Collected data:
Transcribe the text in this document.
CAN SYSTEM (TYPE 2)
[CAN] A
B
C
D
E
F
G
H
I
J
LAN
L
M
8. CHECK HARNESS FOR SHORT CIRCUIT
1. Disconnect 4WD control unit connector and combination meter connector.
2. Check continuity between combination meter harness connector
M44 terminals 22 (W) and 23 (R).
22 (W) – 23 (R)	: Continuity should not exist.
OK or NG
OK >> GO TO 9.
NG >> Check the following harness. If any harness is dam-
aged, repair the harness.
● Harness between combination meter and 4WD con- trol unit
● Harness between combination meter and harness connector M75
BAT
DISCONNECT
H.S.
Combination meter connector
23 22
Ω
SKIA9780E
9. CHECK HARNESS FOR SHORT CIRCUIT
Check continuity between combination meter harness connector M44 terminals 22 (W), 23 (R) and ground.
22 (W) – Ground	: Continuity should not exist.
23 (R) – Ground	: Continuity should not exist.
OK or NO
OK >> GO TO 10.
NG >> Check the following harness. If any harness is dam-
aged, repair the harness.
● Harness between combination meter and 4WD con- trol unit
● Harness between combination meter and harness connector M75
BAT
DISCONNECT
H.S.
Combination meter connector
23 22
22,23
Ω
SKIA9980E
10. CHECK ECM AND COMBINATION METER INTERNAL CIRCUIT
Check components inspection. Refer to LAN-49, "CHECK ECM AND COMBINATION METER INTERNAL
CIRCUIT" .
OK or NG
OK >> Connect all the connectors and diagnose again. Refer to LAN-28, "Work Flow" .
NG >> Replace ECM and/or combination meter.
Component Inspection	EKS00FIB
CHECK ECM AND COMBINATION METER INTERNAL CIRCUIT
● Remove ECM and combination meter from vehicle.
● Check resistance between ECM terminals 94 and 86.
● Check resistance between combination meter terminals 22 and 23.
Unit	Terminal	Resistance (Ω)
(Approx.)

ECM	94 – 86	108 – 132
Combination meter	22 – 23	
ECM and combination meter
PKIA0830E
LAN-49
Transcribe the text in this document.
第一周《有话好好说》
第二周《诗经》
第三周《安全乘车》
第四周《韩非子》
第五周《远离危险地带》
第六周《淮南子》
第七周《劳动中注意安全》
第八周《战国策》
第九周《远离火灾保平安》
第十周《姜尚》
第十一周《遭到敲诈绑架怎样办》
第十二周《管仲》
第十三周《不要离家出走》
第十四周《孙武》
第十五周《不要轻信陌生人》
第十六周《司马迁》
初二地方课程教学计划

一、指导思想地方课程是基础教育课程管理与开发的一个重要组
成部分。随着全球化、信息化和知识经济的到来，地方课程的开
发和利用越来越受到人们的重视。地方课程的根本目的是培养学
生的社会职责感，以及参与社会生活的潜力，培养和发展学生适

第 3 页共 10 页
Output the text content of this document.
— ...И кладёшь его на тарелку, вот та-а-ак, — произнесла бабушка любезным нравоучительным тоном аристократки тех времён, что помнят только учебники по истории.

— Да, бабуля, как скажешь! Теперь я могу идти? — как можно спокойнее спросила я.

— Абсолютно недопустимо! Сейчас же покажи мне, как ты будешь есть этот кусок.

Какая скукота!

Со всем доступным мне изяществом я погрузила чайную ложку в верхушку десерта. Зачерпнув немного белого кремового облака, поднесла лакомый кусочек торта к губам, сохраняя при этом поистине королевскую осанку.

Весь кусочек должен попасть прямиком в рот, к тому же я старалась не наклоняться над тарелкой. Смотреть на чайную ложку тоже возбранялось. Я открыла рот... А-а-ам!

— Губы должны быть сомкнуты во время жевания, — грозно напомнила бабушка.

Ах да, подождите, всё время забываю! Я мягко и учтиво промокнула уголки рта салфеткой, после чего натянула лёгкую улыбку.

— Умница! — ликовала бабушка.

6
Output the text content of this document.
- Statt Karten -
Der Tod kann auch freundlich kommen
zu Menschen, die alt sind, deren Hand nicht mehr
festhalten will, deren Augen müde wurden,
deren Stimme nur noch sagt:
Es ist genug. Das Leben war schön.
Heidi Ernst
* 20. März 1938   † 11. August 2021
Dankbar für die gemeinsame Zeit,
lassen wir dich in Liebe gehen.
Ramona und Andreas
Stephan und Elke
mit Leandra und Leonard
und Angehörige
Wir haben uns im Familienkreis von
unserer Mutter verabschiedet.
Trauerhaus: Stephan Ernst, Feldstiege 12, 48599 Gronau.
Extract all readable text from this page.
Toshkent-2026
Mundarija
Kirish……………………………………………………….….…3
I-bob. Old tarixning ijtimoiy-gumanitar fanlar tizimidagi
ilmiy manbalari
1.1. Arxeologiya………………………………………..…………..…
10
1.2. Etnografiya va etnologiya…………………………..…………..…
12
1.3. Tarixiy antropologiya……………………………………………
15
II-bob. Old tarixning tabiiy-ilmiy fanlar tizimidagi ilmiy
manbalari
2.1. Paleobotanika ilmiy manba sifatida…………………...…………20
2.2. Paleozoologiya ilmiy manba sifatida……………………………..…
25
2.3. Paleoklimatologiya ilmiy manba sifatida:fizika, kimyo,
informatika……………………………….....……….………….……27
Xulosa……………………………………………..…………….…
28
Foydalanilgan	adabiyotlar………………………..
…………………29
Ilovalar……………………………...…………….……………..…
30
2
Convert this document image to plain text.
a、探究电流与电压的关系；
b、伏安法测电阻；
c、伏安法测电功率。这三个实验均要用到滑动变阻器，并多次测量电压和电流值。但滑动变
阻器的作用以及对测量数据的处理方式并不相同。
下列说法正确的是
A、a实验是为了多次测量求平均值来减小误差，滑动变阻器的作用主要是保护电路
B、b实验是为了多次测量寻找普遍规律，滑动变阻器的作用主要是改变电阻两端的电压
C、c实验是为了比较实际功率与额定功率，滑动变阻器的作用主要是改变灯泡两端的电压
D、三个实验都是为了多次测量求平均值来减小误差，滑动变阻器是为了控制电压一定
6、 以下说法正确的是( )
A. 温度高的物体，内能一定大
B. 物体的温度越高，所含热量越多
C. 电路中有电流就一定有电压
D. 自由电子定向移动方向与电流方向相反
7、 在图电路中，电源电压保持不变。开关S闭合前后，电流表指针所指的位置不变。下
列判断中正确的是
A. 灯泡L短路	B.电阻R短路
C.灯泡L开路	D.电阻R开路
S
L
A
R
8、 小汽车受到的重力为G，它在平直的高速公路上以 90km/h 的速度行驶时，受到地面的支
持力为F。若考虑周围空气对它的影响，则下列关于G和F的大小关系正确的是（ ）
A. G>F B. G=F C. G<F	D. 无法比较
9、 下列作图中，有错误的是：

◆ **Brief**:
In full and verbatim, repeat the records given above.

◆ **Result for this task**:
Transcribe the text in this document.
CAN SYSTEM (TYPE 2)
[CAN] A
B
C
D
E
F
G
H
I
J
LAN
L
M
8. CHECK HARNESS FOR SHORT CIRCUIT
1. Disconnect 4WD control unit connector and combination meter connector.
2. Check continuity between combination meter harness connector
M44 terminals 22 (W) and 23 (R).
22 (W) – 23 (R)	: Continuity should not exist.
OK or NG
OK >> GO TO 9.
NG >> Check the following harness. If any harness is dam-
aged, repair the harness.
● Harness between combination meter and 4WD con- trol unit
● Harness between combination meter and harness connector M75
BAT
DISCONNECT
H.S.
Combination meter connector
23 22
Ω
SKIA9780E
9. CHECK HARNESS FOR SHORT CIRCUIT
Check continuity between combination meter harness connector M44 terminals 22 (W), 23 (R) and ground.
22 (W) – Ground	: Continuity should not exist.
23 (R) – Ground	: Continuity should not exist.
OK or NO
OK >> GO TO 10.
NG >> Check the following harness. If any harness is dam-
aged, repair the harness.
● Harness between combination meter and 4WD con- trol unit
● Harness between combination meter and harness connector M75
BAT
DISCONNECT
H.S.
Combination meter connector
23 22
22,23
Ω
SKIA9980E
10. CHECK ECM AND COMBINATION METER INTERNAL CIRCUIT
Check components inspection. Refer to LAN-49, "CHECK ECM AND COMBINATION METER INTERNAL
CIRCUIT" .
OK or NG
OK >> Connect all the connectors and diagnose again. Refer to LAN-28, "Work Flow" .
NG >> Replace ECM and/or combination meter.
Component Inspection	EKS00FIB
CHECK ECM AND COMBINATION METER INTERNAL CIRCUIT
● Remove ECM and combination meter from vehicle.
● Check resistance between ECM terminals 94 and 86.
● Check resistance between combination meter terminals 22 and 23.
Unit	Terminal	Resistance (Ω)
(Approx.)

ECM	94 – 86	108 – 132
Combination meter	22 – 23	
ECM and combination meter
PKIA0830E
LAN-49
Transcribe the text in this document.
第一周《有话好好说》
第二周《诗经》
第三周《安全乘车》
第四周《韩非子》
第五周《远离危险地带》
第六周《淮南子》
第七周《劳动中注意安全》
第八周《战国策》
第九周《远离火灾保平安》
第十周《姜尚》
第十一周《遭到敲诈绑架怎样办》
第十二周《管仲》
第十三周《不要离家出走》
第十四周《孙武》
第十五周《不要轻信陌生人》
第十六周《司马迁》
初二地方课程教学计划

一、指导思想地方课程是基础教育课程管理与开发的一个重要组
成部分。随着全球化、信息化和知识经济的到来，地方课程的开
发和利用越来越受到人们的重视。地方课程的根本目的是培养学
生的社会职责感，以及参与社会生活的潜力，培养和发展学生适

第 3 页共 10 页
Output the text content of this document.
— ...И кладёшь его на тарелку, вот та-а-ак, — произнесла бабушка любезным нравоучительным тоном аристократки тех времён, что помнят только учебники по истории.

— Да, бабуля, как скажешь! Теперь я могу идти? — как можно спокойнее спросила я.

— Абсолютно недопустимо! Сейчас же покажи мне, как ты будешь есть этот кусок.

Какая скукота!

Со всем доступным мне изяществом я погрузила чайную ложку в верхушку десерта. Зачерпнув немного белого кремового облака, поднесла лакомый кусочек торта к губам, сохраняя при этом поистине королевскую осанку.

Весь кусочек должен попасть прямиком в рот, к тому же я старалась не наклоняться над тарелкой. Смотреть на чайную ложку тоже возбранялось. Я открыла рот... А-а-ам!

— Губы должны быть сомкнуты во время жевания, — грозно напомнила бабушка.

Ах да, подождите, всё время забываю! Я мягко и учтиво промокнула уголки рта салфеткой, после чего натянула лёгкую улыбку.

— Умница! — ликовала бабушка.

6
Output the text content of this document.
- Statt Karten -
Der Tod kann auch freundlich kommen
zu Menschen, die alt sind, deren Hand nicht mehr
festhalten will, deren Augen müde wurden,
deren Stimme nur noch sagt:
Es ist genug. Das Leben war schön.
Heidi Ernst
* 20. März 1938   † 11. August 2021
Dankbar für die gemeinsame Zeit,
lassen wir dich in Liebe gehen.
Ramona und Andreas
Stephan und Elke
mit Leandra und Leonard
und Angehörige
Wir haben uns im Familienkreis von
unserer Mutter verabschiedet.
Trauerhaus: Stephan Ernst, Feldstiege 12, 48599 Gronau.
Extract all readable text from this page.
Toshkent-2026
Mundarija
Kirish……………………………………………………….….…3
I-bob. Old tarixning ijtimoiy-gumanitar fanlar tizimidagi
ilmiy manbalari
1.1. Arxeologiya………………………………………..…………..…
10
1.2. Etnografiya va etnologiya…………………………..…………..…
12
1.3. Tarixiy antropologiya……………………………………………
15
II-bob. Old tarixning tabiiy-ilmiy fanlar tizimidagi ilmiy
manbalari
2.1. Paleobotanika ilmiy manba sifatida…………………...…………20
2.2. Paleozoologiya ilmiy manba sifatida……………………………..…
25
2.3. Paleoklimatologiya ilmiy manba sifatida:fizika, kimyo,
informatika……………………………….....……….………….……27
Xulosa……………………………………………..…………….…
28
Foydalanilgan	adabiyotlar………………………..
…………………29
Ilovalar……………………………...…………….……………..…
30
2
Convert this document image to plain text.
a、探究电流与电压的关系；
b、伏安法测电阻；
c、伏安法测电功率。这三个实验均要用到滑动变阻器，并多次测量电压和电流值。但滑动变
阻器的作用以及对测量数据的处理方式并不相同。
下列说法正确的是
A、a实验是为了多次测量求平均值来减小误差，滑动变阻器的作用主要是保护电路
B、b实验是为了多次测量寻找普遍规律，滑动变阻器的作用主要是改变电阻两端的电压
C、c实验是为了比较实际功率与额定功率，滑动变阻器的作用主要是改变灯泡两端的电压
D、三个实验都是为了多次测量求平均值来减小误差，滑动变阻器是为了控制电压一定
6、 以下说法正确的是( )
A. 温度高的物体，内能一定大
B. 物体的温度越高，所含热量越多
C. 电路中有电流就一定有电压
D. 自由电子定向移动方向与电流方向相反
7、 在图电路中，电源电压保持不变。开关S闭合前后，电流表指针所指的位置不变。下
列判断中正确的是
A. 灯泡L短路	B.电阻R短路
C.灯泡L开路	D.电阻R开路
S
L
A
R
8、 小汽车受到的重力为G，它在平直的高速公路上以 90km/h 的速度行驶时，受到地面的支
持力为F。若考虑周围空气对它的影响，则下列关于G和F的大小关系正确的是（ ）
A. G>F B. G=F C. G<F	D. 无法比较
9、 下列作图中，有错误的是：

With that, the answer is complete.